__Records provided__:
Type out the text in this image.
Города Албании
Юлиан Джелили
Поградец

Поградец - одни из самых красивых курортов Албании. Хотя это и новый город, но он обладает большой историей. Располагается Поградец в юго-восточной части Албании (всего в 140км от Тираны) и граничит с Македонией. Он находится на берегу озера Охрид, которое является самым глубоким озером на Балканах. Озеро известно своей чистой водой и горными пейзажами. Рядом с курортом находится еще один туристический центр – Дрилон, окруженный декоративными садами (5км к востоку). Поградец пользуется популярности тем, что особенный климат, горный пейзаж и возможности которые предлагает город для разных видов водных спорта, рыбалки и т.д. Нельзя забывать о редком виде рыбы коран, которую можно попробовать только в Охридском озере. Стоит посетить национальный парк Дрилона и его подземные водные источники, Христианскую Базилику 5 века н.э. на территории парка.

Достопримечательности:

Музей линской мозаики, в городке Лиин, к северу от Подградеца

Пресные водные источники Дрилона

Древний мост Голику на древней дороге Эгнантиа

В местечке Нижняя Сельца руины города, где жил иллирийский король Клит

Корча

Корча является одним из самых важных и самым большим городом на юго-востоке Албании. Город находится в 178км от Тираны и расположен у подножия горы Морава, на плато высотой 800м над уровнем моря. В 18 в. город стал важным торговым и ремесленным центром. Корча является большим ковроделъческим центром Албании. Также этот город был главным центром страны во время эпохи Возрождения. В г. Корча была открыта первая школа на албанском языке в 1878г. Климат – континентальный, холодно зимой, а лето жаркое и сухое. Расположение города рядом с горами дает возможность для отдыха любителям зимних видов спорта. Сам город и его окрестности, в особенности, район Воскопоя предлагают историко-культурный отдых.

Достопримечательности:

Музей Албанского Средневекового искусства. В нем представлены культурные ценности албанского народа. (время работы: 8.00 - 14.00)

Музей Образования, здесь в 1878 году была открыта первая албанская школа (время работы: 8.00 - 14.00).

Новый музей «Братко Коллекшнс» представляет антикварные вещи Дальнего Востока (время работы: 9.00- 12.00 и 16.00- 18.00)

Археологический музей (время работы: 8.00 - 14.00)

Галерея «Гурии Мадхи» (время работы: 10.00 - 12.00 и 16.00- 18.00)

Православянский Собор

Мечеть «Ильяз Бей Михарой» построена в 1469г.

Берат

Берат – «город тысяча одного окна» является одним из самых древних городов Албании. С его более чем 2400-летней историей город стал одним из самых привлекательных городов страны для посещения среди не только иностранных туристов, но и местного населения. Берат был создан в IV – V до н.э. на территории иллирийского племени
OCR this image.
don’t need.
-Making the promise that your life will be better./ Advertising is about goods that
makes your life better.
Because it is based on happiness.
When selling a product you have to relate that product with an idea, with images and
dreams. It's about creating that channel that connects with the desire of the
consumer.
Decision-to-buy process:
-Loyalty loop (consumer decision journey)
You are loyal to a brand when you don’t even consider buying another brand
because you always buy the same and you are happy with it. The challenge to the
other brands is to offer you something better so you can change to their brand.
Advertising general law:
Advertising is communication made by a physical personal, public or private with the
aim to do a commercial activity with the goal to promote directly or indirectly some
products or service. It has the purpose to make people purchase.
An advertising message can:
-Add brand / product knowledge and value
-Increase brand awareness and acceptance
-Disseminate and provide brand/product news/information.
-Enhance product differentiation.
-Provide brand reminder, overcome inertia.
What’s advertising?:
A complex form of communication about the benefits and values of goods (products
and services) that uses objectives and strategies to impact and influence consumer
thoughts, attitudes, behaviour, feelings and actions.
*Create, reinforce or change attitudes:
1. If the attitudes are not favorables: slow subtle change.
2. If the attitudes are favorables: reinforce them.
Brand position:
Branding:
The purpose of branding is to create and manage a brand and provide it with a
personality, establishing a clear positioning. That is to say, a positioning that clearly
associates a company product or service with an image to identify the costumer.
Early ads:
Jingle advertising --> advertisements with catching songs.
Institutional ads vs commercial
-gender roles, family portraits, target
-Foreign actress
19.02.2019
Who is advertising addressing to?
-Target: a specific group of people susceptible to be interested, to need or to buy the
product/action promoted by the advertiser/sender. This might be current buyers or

__Objective__:
Find all lines where the word "change" appears. Copy them.

__Expected answer__:
other brands is to offer you something better so you can change to their brand.
*Create, reinforce or change attitudes:
1. If the attitudes are not favorables: slow subtle change.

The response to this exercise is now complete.